§ Excerpted records:
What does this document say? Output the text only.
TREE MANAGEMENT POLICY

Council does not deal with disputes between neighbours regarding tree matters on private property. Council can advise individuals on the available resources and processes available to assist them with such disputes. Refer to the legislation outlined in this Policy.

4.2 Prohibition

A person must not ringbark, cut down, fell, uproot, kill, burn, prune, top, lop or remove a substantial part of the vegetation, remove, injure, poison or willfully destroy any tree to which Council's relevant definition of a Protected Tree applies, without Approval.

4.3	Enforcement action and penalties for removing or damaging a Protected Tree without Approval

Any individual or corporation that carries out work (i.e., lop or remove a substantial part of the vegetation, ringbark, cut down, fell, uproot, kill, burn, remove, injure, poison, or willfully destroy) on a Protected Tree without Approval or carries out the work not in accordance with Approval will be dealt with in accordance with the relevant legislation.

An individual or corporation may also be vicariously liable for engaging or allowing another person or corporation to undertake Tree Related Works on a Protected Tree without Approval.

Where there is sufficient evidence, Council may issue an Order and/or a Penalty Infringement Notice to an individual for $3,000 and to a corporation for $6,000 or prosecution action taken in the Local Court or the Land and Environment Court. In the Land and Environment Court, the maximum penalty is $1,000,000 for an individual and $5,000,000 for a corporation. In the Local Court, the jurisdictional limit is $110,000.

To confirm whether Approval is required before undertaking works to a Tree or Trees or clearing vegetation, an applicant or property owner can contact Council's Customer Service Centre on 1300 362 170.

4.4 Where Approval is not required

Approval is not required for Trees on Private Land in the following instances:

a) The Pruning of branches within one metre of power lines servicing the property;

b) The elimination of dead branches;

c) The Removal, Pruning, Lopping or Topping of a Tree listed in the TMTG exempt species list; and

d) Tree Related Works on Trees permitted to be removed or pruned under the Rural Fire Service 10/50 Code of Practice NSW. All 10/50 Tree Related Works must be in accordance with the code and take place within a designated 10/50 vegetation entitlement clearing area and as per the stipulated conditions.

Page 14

§ What to produce:
Print all the data exactly.

§ Result of this exercise:
What does this document say? Output the text only.
TREE MANAGEMENT POLICY

Council does not deal with disputes between neighbours regarding tree matters on private property. Council can advise individuals on the available resources and processes available to assist them with such disputes. Refer to the legislation outlined in this Policy.

4.2 Prohibition

A person must not ringbark, cut down, fell, uproot, kill, burn, prune, top, lop or remove a substantial part of the vegetation, remove, injure, poison or willfully destroy any tree to which Council's relevant definition of a Protected Tree applies, without Approval.

4.3	Enforcement action and penalties for removing or damaging a Protected Tree without Approval

Any individual or corporation that carries out work (i.e., lop or remove a substantial part of the vegetation, ringbark, cut down, fell, uproot, kill, burn, remove, injure, poison, or willfully destroy) on a Protected Tree without Approval or carries out the work not in accordance with Approval will be dealt with in accordance with the relevant legislation.

An individual or corporation may also be vicariously liable for engaging or allowing another person or corporation to undertake Tree Related Works on a Protected Tree without Approval.

Where there is sufficient evidence, Council may issue an Order and/or a Penalty Infringement Notice to an individual for $3,000 and to a corporation for $6,000 or prosecution action taken in the Local Court or the Land and Environment Court. In the Land and Environment Court, the maximum penalty is $1,000,000 for an individual and $5,000,000 for a corporation. In the Local Court, the jurisdictional limit is $110,000.

To confirm whether Approval is required before undertaking works to a Tree or Trees or clearing vegetation, an applicant or property owner can contact Council's Customer Service Centre on 1300 362 170.

4.4 Where Approval is not required

Approval is not required for Trees on Private Land in the following instances:

a) The Pruning of branches within one metre of power lines servicing the property;

b) The elimination of dead branches;

c) The Removal, Pruning, Lopping or Topping of a Tree listed in the TMTG exempt species list; and

d) Tree Related Works on Trees permitted to be removed or pruned under the Rural Fire Service 10/50 Code of Practice NSW. All 10/50 Tree Related Works must be in accordance with the code and take place within a designated 10/50 vegetation entitlement clearing area and as per the stipulated conditions.

Page 14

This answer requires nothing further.